Set down the material below in full, matching it exactly.

Data entries:

......

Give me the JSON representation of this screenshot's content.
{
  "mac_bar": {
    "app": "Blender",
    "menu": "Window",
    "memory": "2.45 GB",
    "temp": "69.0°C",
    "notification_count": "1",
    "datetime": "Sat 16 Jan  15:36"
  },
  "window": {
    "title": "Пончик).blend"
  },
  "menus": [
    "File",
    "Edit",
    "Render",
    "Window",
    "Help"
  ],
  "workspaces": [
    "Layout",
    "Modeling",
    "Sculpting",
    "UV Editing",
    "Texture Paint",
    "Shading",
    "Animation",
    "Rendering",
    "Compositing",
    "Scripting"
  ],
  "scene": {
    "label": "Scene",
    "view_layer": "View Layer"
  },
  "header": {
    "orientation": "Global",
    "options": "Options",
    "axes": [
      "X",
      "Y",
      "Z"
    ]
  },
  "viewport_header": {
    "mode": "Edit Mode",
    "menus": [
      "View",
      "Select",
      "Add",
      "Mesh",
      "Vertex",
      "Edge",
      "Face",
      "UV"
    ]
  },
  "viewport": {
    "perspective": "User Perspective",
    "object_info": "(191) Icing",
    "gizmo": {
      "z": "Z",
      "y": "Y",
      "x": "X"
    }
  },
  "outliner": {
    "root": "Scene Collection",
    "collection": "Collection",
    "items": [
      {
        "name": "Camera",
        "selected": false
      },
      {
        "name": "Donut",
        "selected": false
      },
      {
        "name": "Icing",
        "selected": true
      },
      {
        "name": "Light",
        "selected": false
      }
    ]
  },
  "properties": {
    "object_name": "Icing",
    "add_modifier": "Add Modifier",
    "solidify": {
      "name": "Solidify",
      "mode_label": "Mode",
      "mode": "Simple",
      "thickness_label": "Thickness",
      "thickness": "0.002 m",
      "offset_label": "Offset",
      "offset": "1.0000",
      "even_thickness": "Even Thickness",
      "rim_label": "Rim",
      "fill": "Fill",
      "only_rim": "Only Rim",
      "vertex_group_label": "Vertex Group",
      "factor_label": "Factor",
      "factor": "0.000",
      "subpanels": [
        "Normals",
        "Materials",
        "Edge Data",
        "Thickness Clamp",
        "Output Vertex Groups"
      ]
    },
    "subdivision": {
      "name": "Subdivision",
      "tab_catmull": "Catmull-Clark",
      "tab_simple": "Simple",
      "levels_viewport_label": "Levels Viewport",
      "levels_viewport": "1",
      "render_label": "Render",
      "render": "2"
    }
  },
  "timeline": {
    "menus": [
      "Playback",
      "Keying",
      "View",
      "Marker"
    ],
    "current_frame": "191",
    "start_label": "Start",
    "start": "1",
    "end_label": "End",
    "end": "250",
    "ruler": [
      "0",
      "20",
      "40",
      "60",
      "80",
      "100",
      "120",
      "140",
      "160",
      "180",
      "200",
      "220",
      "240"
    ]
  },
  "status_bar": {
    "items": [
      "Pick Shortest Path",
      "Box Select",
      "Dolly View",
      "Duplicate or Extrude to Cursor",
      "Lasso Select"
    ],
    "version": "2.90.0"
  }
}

......

EXERCISE ANSWER:
Give me the JSON representation of this screenshot's content.
{
  "mac_bar": {
    "app": "Blender",
    "menu": "Window",
    "memory": "2.45 GB",
    "temp": "69.0°C",
    "notification_count": "1",
    "datetime": "Sat 16 Jan  15:36"
  },
  "window": {
    "title": "Пончик).blend"
  },
  "menus": [
    "File",
    "Edit",
    "Render",
    "Window",
    "Help"
  ],
  "workspaces": [
    "Layout",
    "Modeling",
    "Sculpting",
    "UV Editing",
    "Texture Paint",
    "Shading",
    "Animation",
    "Rendering",
    "Compositing",
    "Scripting"
  ],
  "scene": {
    "label": "Scene",
    "view_layer": "View Layer"
  },
  "header": {
    "orientation": "Global",
    "options": "Options",
    "axes": [
      "X",
      "Y",
      "Z"
    ]
  },
  "viewport_header": {
    "mode": "Edit Mode",
    "menus": [
      "View",
      "Select",
      "Add",
      "Mesh",
      "Vertex",
      "Edge",
      "Face",
      "UV"
    ]
  },
  "viewport": {
    "perspective": "User Perspective",
    "object_info": "(191) Icing",
    "gizmo": {
      "z": "Z",
      "y": "Y",
      "x": "X"
    }
  },
  "outliner": {
    "root": "Scene Collection",
    "collection": "Collection",
    "items": [
      {
        "name": "Camera",
        "selected": false
      },
      {
        "name": "Donut",
        "selected": false
      },
      {
        "name": "Icing",
        "selected": true
      },
      {
        "name": "Light",
        "selected": false
      }
    ]
  },
  "properties": {
    "object_name": "Icing",
    "add_modifier": "Add Modifier",
    "solidify": {
      "name": "Solidify",
      "mode_label": "Mode",
      "mode": "Simple",
      "thickness_label": "Thickness",
      "thickness": "0.002 m",
      "offset_label": "Offset",
      "offset": "1.0000",
      "even_thickness": "Even Thickness",
      "rim_label": "Rim",
      "fill": "Fill",
      "only_rim": "Only Rim",
      "vertex_group_label": "Vertex Group",
      "factor_label": "Factor",
      "factor": "0.000",
      "subpanels": [
        "Normals",
        "Materials",
        "Edge Data",
        "Thickness Clamp",
        "Output Vertex Groups"
      ]
    },
    "subdivision": {
      "name": "Subdivision",
      "tab_catmull": "Catmull-Clark",
      "tab_simple": "Simple",
      "levels_viewport_label": "Levels Viewport",
      "levels_viewport": "1",
      "render_label": "Render",
      "render": "2"
    }
  },
  "timeline": {
    "menus": [
      "Playback",
      "Keying",
      "View",
      "Marker"
    ],
    "current_frame": "191",
    "start_label": "Start",
    "start": "1",
    "end_label": "End",
    "end": "250",
    "ruler": [
      "0",
      "20",
      "40",
      "60",
      "80",
      "100",
      "120",
      "140",
      "160",
      "180",
      "200",
      "220",
      "240"
    ]
  },
  "status_bar": {
    "items": [
      "Pick Shortest Path",
      "Box Select",
      "Dolly View",
      "Duplicate or Extrude to Cursor",
      "Lasso Select"
    ],
    "version": "2.90.0"
  }
}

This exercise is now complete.